Aim> List, from the lines below, each one with "Aurea" in it.

Records from a data source>
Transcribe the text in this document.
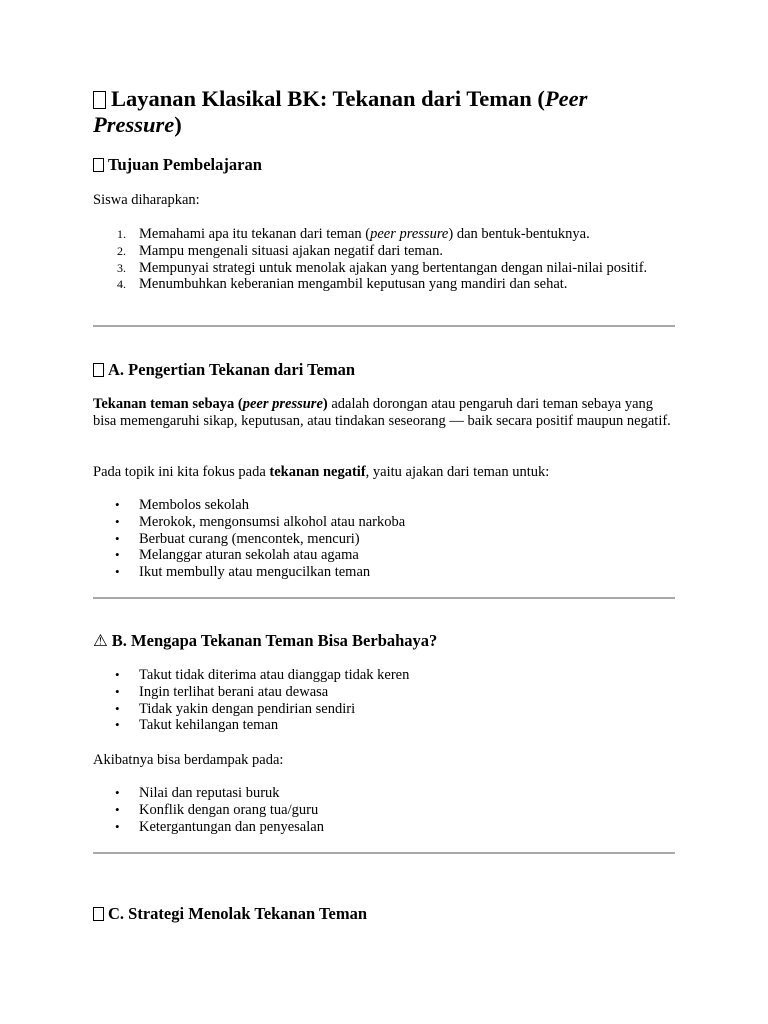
Layanan Klasikal BK: Tekanan dari Teman (Peer Pressure)
Tujuan Pembelajaran

Siswa diharapkan:

1. Memahami apa itu tekanan dari teman (peer pressure) dan bentuk-bentuknya.
2. Mampu mengenali situasi ajakan negatif dari teman.
3. Mempunyai strategi untuk menolak ajakan yang bertentangan dengan nilai-nilai positif.
4. Menumbuhkan keberanian mengambil keputusan yang mandiri dan sehat.
A. Pengertian Tekanan dari Teman

Tekanan teman sebaya (peer pressure) adalah dorongan atau pengaruh dari teman sebaya yang bisa memengaruhi sikap, keputusan, atau tindakan seseorang — baik secara positif maupun negatif.

Pada topik ini kita fokus pada tekanan negatif, yaitu ajakan dari teman untuk:

• Membolos sekolah
• Merokok, mengonsumsi alkohol atau narkoba
• Berbuat curang (mencontek, mencuri)
• Melanggar aturan sekolah atau agama
• Ikut membully atau mengucilkan teman
⚠ B. Mengapa Tekanan Teman Bisa Berbahaya?
• Takut tidak diterima atau dianggap tidak keren
• Ingin terlihat berani atau dewasa
• Tidak yakin dengan pendirian sendiri
• Takut kehilangan teman

Akibatnya bisa berdampak pada:

• Nilai dan reputasi buruk
• Konflik dengan orang tua/guru
• Ketergantungan dan penyesalan
C. Strategi Menolak Tekanan Teman
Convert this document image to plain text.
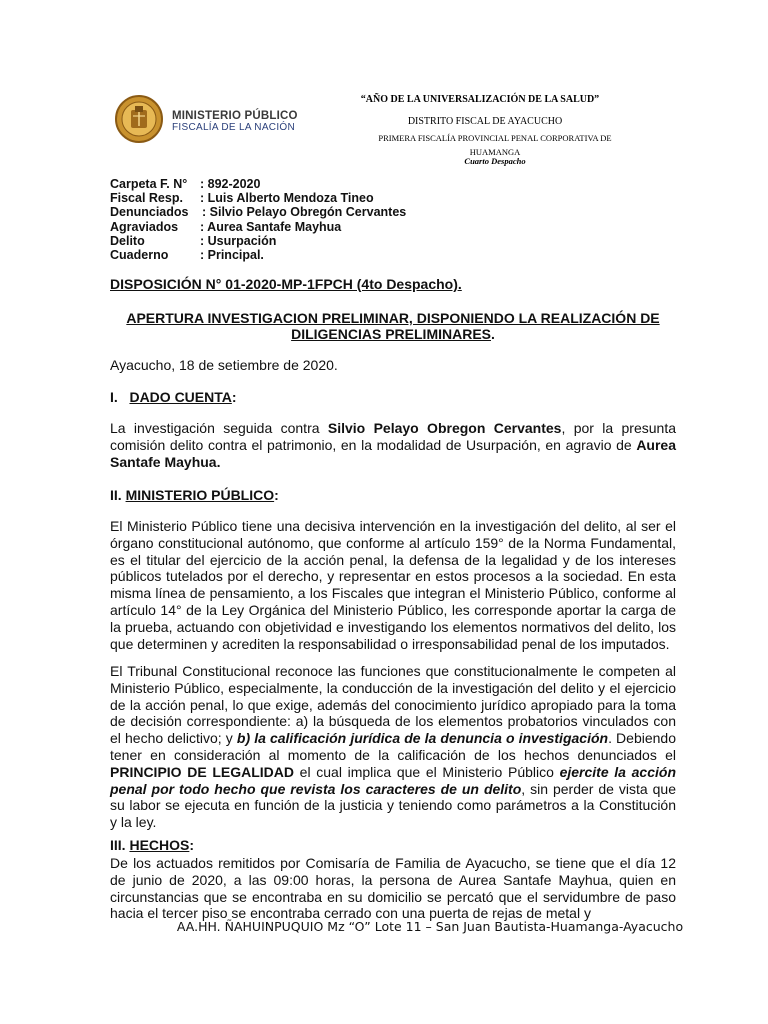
MINISTERIO PÚBLICO
FISCALÍA DE LA NACIÓN
“AÑO DE LA UNIVERSALIZACIÓN DE LA SALUD”
DISTRITO FISCAL DE AYACUCHO
PRIMERA FISCALÍA PROVINCIAL PENAL CORPORATIVA DE
HUAMANGA
Cuarto Despacho
Carpeta F. N°	: 892-2020
Fiscal Resp.	: Luis Alberto Mendoza Tineo
Denunciados	: Silvio Pelayo Obregón Cervantes
Agraviados	: Aurea Santafe Mayhua
Delito	: Usurpación
Cuaderno	: Principal.
DISPOSICIÓN N° 01-2020-MP-1FPCH (4to Despacho).
APERTURA INVESTIGACION PRELIMINAR, DISPONIENDO LA REALIZACIÓN DE DILIGENCIAS PRELIMINARES.
Ayacucho, 18 de setiembre de 2020.
I. DADO CUENTA:
La investigación seguida contra Silvio Pelayo Obregon Cervantes, por la presunta comisión delito contra el patrimonio, en la modalidad de Usurpación, en agravio de Aurea Santafe Mayhua.
II. MINISTERIO PÚBLICO:
El Ministerio Público tiene una decisiva intervención en la investigación del delito, al ser el órgano constitucional autónomo, que conforme al artículo 159° de la Norma Fundamental, es el titular del ejercicio de la acción penal, la defensa de la legalidad y de los intereses públicos tutelados por el derecho, y representar en estos procesos a la sociedad. En esta misma línea de pensamiento, a los Fiscales que integran el Ministerio Público, conforme al artículo 14° de la Ley Orgánica del Ministerio Público, les corresponde aportar la carga de la prueba, actuando con objetividad e investigando los elementos normativos del delito, los que determinen y acrediten la responsabilidad o irresponsabilidad penal de los imputados.
El Tribunal Constitucional reconoce las funciones que constitucionalmente le competen al Ministerio Público, especialmente, la conducción de la investigación del delito y el ejercicio de la acción penal, lo que exige, además del conocimiento jurídico apropiado para la toma de decisión correspondiente: a) la búsqueda de los elementos probatorios vinculados con el hecho delictivo; y b) la calificación jurídica de la denuncia o investigación. Debiendo tener en consideración al momento de la calificación de los hechos denunciados el PRINCIPIO DE LEGALIDAD el cual implica que el Ministerio Público ejercite la acción penal por todo hecho que revista los caracteres de un delito, sin perder de vista que su labor se ejecuta en función de la justicia y teniendo como parámetros a la Constitución y la ley.
III. HECHOS:
De los actuados remitidos por Comisaría de Familia de Ayacucho, se tiene que el día 12 de junio de 2020, a las 09:00 horas, la persona de Aurea Santafe Mayhua, quien en circunstancias que se encontraba en su domicilio se percató que el servidumbre de paso hacia el tercer piso se encontraba cerrado con una puerta de rejas de metal y
AA.HH. ÑAHUINPUQUIO Mz “O” Lote 11 – San Juan Bautista-Huamanga-Ayacucho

Answer for the task>
Agraviados	: Aurea Santafe Mayhua
La investigación seguida contra Silvio Pelayo Obregon Cervantes, por la presunta comisión delito contra el patrimonio, en la modalidad de Usurpación, en agravio de Aurea Santafe Mayhua.
De los actuados remitidos por Comisaría de Familia de Ayacucho, se tiene que el día 12 de junio de 2020, a las 09:00 horas, la persona de Aurea Santafe Mayhua, quien en circunstancias que se encontraba en su domicilio se percató que el servidumbre de paso hacia el tercer piso se encontraba cerrado con una puerta de rejas de metal y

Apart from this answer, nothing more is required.